Layout annotation records:
------------------------------------------------

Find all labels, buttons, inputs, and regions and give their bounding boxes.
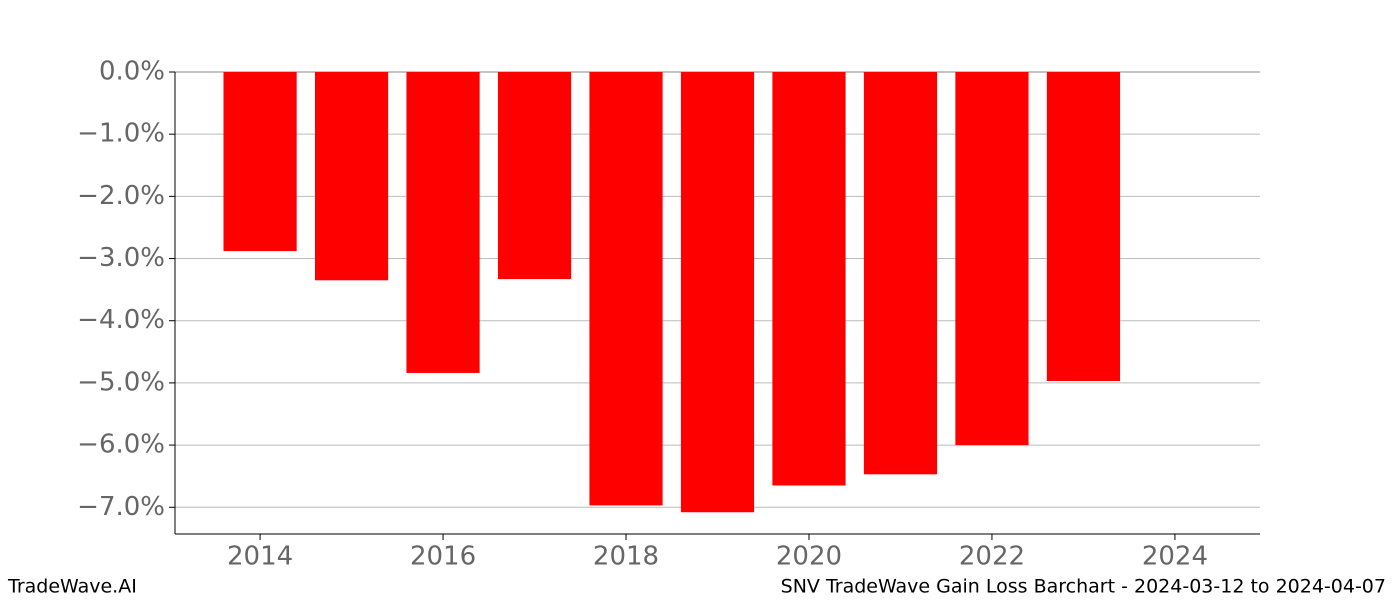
y-tick-label: 0.0%	[99, 57, 165, 87]
bar	[955, 72, 1029, 446]
bar	[1046, 72, 1121, 382]
x-tick-label: 2020	[776, 542, 842, 572]
y-tick-label: −7.0%	[77, 492, 165, 522]
x-tick-label: 2024	[1142, 542, 1208, 572]
bar	[314, 72, 389, 281]
y-tick-label: −3.0%	[77, 243, 165, 273]
y-tick-label: −6.0%	[77, 430, 165, 460]
bar	[863, 72, 938, 475]
y-tick-label: −2.0%	[77, 181, 165, 211]
bar	[497, 72, 572, 280]
x-tick-label: 2018	[593, 542, 659, 572]
y-tick-label: −1.0%	[77, 119, 165, 149]
bar	[680, 72, 755, 513]
footer-brand: TradeWave.AI	[7, 576, 137, 598]
bar	[772, 72, 846, 486]
x-tick-label: 2016	[410, 542, 476, 572]
bar	[406, 72, 480, 373]
x-tick-label: 2014	[227, 542, 293, 572]
bar	[589, 72, 663, 506]
y-tick-label: −4.0%	[77, 305, 165, 335]
footer-caption: SNV TradeWave Gain Loss Barchart - 2024-…	[781, 576, 1386, 598]
y-tick-label: −5.0%	[77, 367, 165, 397]
x-tick-label: 2022	[959, 542, 1025, 572]
bar	[223, 72, 297, 252]
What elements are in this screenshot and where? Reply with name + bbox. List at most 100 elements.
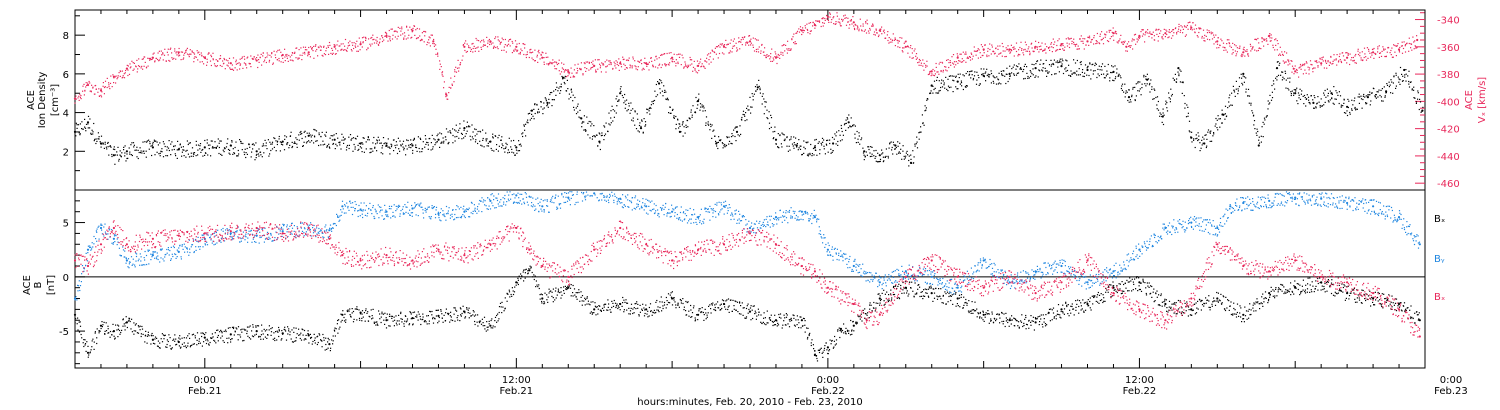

------------------------------------------------

Copy all of the records above line for line, with the pictures left out.

> **RESULT OF THIS TASK**:
Find all labels, buttons, inputs, and regions and give their bounding boxes.
y-tick-label: 0.0%	[99, 57, 165, 87]
bar	[955, 72, 1029, 446]
bar	[1046, 72, 1121, 382]
x-tick-label: 2020	[776, 542, 842, 572]
y-tick-label: −7.0%	[77, 492, 165, 522]
x-tick-label: 2024	[1142, 542, 1208, 572]
bar	[314, 72, 389, 281]
y-tick-label: −3.0%	[77, 243, 165, 273]
y-tick-label: −6.0%	[77, 430, 165, 460]
bar	[863, 72, 938, 475]
y-tick-label: −2.0%	[77, 181, 165, 211]
bar	[497, 72, 572, 280]
x-tick-label: 2018	[593, 542, 659, 572]
y-tick-label: −1.0%	[77, 119, 165, 149]
bar	[680, 72, 755, 513]
footer-brand: TradeWave.AI	[7, 576, 137, 598]
bar	[772, 72, 846, 486]
x-tick-label: 2016	[410, 542, 476, 572]
bar	[406, 72, 480, 373]
x-tick-label: 2014	[227, 542, 293, 572]
bar	[589, 72, 663, 506]
y-tick-label: −4.0%	[77, 305, 165, 335]
footer-caption: SNV TradeWave Gain Loss Barchart - 2024-…	[781, 576, 1386, 598]
y-tick-label: −5.0%	[77, 367, 165, 397]
x-tick-label: 2022	[959, 542, 1025, 572]
bar	[223, 72, 297, 252]
What elements are in this screenshot and where? Reply with name + bbox. List at most 100 elements.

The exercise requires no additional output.